** start of TASK DATA **

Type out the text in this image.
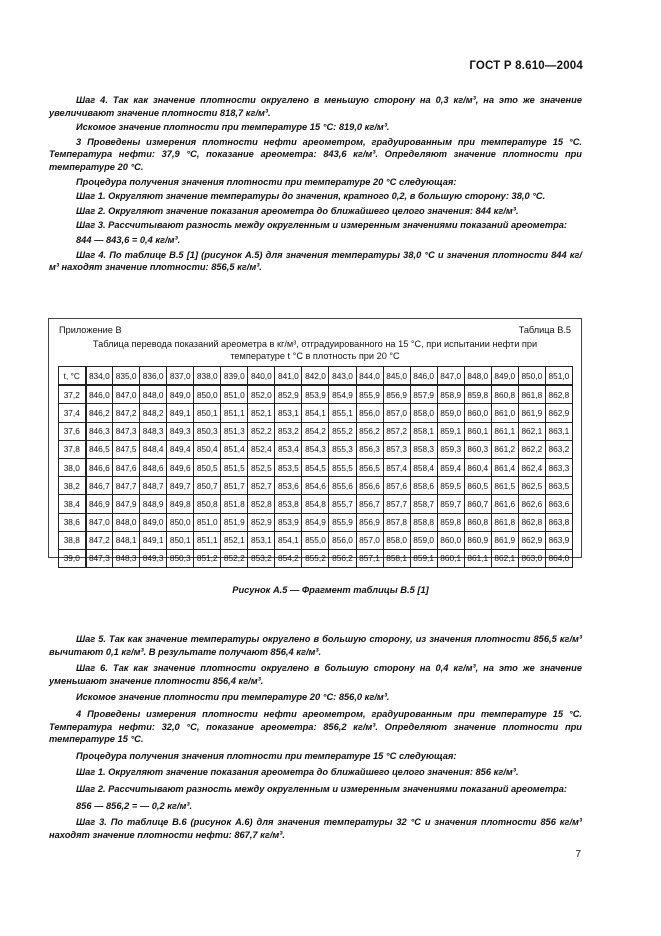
ГОСТ Р 8.610—2004

Шаг 4. Так как значение плотности округлено в меньшую сторону на 0,3 кг/м³, на это же значение увеличивают значение плотности 818,7 кг/м³.

Искомое значение плотности при температуре 15 °С: 819,0 кг/м³.

3 Проведены измерения плотности нефти ареометром, градуированным при температуре 15 °С. Температура нефти: 37,9 °С, показание ареометра: 843,6 кг/м³. Определяют значение плотности при температуре 20 °С.

Процедура получения значения плотности при температуре 20 °С следующая:

Шаг 1. Округляют значение температуры до значения, кратного 0,2, в большую сторону: 38,0 °С.

Шаг 2. Округляют значение показания ареометра до ближайшего целого значения: 844 кг/м³.

Шаг 3. Рассчитывают разность между округленным и измеренным значениями показаний ареометра:

844 — 843,6 = 0,4 кг/м³.

Шаг 4. По таблице В.5 [1] (рисунок А.5) для значения температуры 38,0 °С и значения плотности 844 кг/м³ находят значение плотности: 856,5 кг/м³.

Приложение В	Таблица В.5
Таблица перевода показаний ареометра в кг/м³, отградуированного на 15 °С, при испытании нефти при
температуре t °С в плотность при 20 °С
t, °С	834,0	835,0	836,0	837,0	838,0	839,0	840,0	841,0	842,0	843,0	844,0	845,0	846,0	847,0	848,0	849,0	850,0	851,0
37,2	846,0	847,0	848,0	849,0	850,0	851,0	852,0	852,9	853,9	854,9	855,9	856,9	857,9	858,9	859,8	860,8	861,8	862,8
37,4	846,2	847,2	848,2	849,1	850,1	851,1	852,1	853,1	854,1	855,1	856,0	857,0	858,0	859,0	860,0	861,0	861,9	862,9
37,6	846,3	847,3	848,3	849,3	850,3	851,3	852,2	853,2	854,2	855,2	856,2	857,2	858,1	859,1	860,1	861,1	862,1	863,1
37,8	846,5	847,5	848,4	849,4	850,4	851,4	852,4	853,4	854,3	855,3	856,3	857,3	858,3	859,3	860,3	861,2	862,2	863,2
38,0	846,6	847,6	848,6	849,6	850,5	851,5	852,5	853,5	854,5	855,5	856,5	857,4	858,4	859,4	860,4	861,4	862,4	863,3
38,2	846,7	847,7	848,7	849,7	850,7	851,7	852,7	853,6	854,6	855,6	856,6	857,6	858,6	859,5	860,5	861,5	862,5	863,5
38,4	846,9	847,9	848,9	849,8	850,8	851,8	852,8	853,8	854,8	855,7	856,7	857,7	858,7	859,7	860,7	861,6	862,6	863,6
38,6	847,0	848,0	849,0	850,0	851,0	851,9	852,9	853,9	854,9	855,9	856,9	857,8	858,8	859,8	860,8	861,8	862,8	863,8
38,8	847,2	848,1	849,1	850,1	851,1	852,1	853,1	854,1	855,0	856,0	857,0	858,0	859,0	860,0	860,9	861,9	862,9	863,9
39,0	847,3	848,3	849,3	850,3	851,2	852,2	853,2	854,2	855,2	856,2	857,1	858,1	859,1	860,1	861,1	862,1	863,0	864,0
Рисунок А.5 — Фрагмент таблицы В.5 [1]

Шаг 5. Так как значение температуры округлено в большую сторону, из значения плотности 856,5 кг/м³ вычитают 0,1 кг/м³. В результате получают 856,4 кг/м³.

Шаг 6. Так как значение плотности округлено в большую сторону на 0,4 кг/м³, на это же значение уменьшают значение плотности 856,4 кг/м³.

Искомое значение плотности при температуре 20 °С: 856,0 кг/м³.

4 Проведены измерения плотности нефти ареометром, градуированным при температуре 15 °С. Температура нефти: 32,0 °С, показание ареометра: 856,2 кг/м³. Определяют значение плотности при температуре 15 °С.

Процедура получения значения плотности при температуре 15 °С следующая:

Шаг 1. Округляют значение показания ареометра до ближайшего целого значения: 856 кг/м³.

Шаг 2. Рассчитывают разность между округленным и измеренным значениями показаний ареометра:

856 — 856,2 = — 0,2 кг/м³.

Шаг 3. По таблице В.6 (рисунок А.6) для значения температуры 32 °С и значения плотности 856 кг/м³ находят значение плотности нефти: 867,7 кг/м³.

7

** end of TASK DATA **

### SET PROBLEM
Output every entry verbatim. Pictures do not belong in the copy.

### SOLUTION FOR THIS TASK
Type out the text in this image.
ГОСТ Р 8.610—2004

Шаг 4. Так как значение плотности округлено в меньшую сторону на 0,3 кг/м³, на это же значение увеличивают значение плотности 818,7 кг/м³.

Искомое значение плотности при температуре 15 °С: 819,0 кг/м³.

3 Проведены измерения плотности нефти ареометром, градуированным при температуре 15 °С. Температура нефти: 37,9 °С, показание ареометра: 843,6 кг/м³. Определяют значение плотности при температуре 20 °С.

Процедура получения значения плотности при температуре 20 °С следующая:

Шаг 1. Округляют значение температуры до значения, кратного 0,2, в большую сторону: 38,0 °С.

Шаг 2. Округляют значение показания ареометра до ближайшего целого значения: 844 кг/м³.

Шаг 3. Рассчитывают разность между округленным и измеренным значениями показаний ареометра:

844 — 843,6 = 0,4 кг/м³.

Шаг 4. По таблице В.5 [1] (рисунок А.5) для значения температуры 38,0 °С и значения плотности 844 кг/м³ находят значение плотности: 856,5 кг/м³.

Приложение В	Таблица В.5
Таблица перевода показаний ареометра в кг/м³, отградуированного на 15 °С, при испытании нефти при
температуре t °С в плотность при 20 °С
t, °С	834,0	835,0	836,0	837,0	838,0	839,0	840,0	841,0	842,0	843,0	844,0	845,0	846,0	847,0	848,0	849,0	850,0	851,0
37,2	846,0	847,0	848,0	849,0	850,0	851,0	852,0	852,9	853,9	854,9	855,9	856,9	857,9	858,9	859,8	860,8	861,8	862,8
37,4	846,2	847,2	848,2	849,1	850,1	851,1	852,1	853,1	854,1	855,1	856,0	857,0	858,0	859,0	860,0	861,0	861,9	862,9
37,6	846,3	847,3	848,3	849,3	850,3	851,3	852,2	853,2	854,2	855,2	856,2	857,2	858,1	859,1	860,1	861,1	862,1	863,1
37,8	846,5	847,5	848,4	849,4	850,4	851,4	852,4	853,4	854,3	855,3	856,3	857,3	858,3	859,3	860,3	861,2	862,2	863,2
38,0	846,6	847,6	848,6	849,6	850,5	851,5	852,5	853,5	854,5	855,5	856,5	857,4	858,4	859,4	860,4	861,4	862,4	863,3
38,2	846,7	847,7	848,7	849,7	850,7	851,7	852,7	853,6	854,6	855,6	856,6	857,6	858,6	859,5	860,5	861,5	862,5	863,5
38,4	846,9	847,9	848,9	849,8	850,8	851,8	852,8	853,8	854,8	855,7	856,7	857,7	858,7	859,7	860,7	861,6	862,6	863,6
38,6	847,0	848,0	849,0	850,0	851,0	851,9	852,9	853,9	854,9	855,9	856,9	857,8	858,8	859,8	860,8	861,8	862,8	863,8
38,8	847,2	848,1	849,1	850,1	851,1	852,1	853,1	854,1	855,0	856,0	857,0	858,0	859,0	860,0	860,9	861,9	862,9	863,9
39,0	847,3	848,3	849,3	850,3	851,2	852,2	853,2	854,2	855,2	856,2	857,1	858,1	859,1	860,1	861,1	862,1	863,0	864,0
Рисунок А.5 — Фрагмент таблицы В.5 [1]

Шаг 5. Так как значение температуры округлено в большую сторону, из значения плотности 856,5 кг/м³ вычитают 0,1 кг/м³. В результате получают 856,4 кг/м³.

Шаг 6. Так как значение плотности округлено в большую сторону на 0,4 кг/м³, на это же значение уменьшают значение плотности 856,4 кг/м³.

Искомое значение плотности при температуре 20 °С: 856,0 кг/м³.

4 Проведены измерения плотности нефти ареометром, градуированным при температуре 15 °С. Температура нефти: 32,0 °С, показание ареометра: 856,2 кг/м³. Определяют значение плотности при температуре 15 °С.

Процедура получения значения плотности при температуре 15 °С следующая:

Шаг 1. Округляют значение показания ареометра до ближайшего целого значения: 856 кг/м³.

Шаг 2. Рассчитывают разность между округленным и измеренным значениями показаний ареометра:

856 — 856,2 = — 0,2 кг/м³.

Шаг 3. По таблице В.6 (рисунок А.6) для значения температуры 32 °С и значения плотности 856 кг/м³ находят значение плотности нефти: 867,7 кг/м³.

7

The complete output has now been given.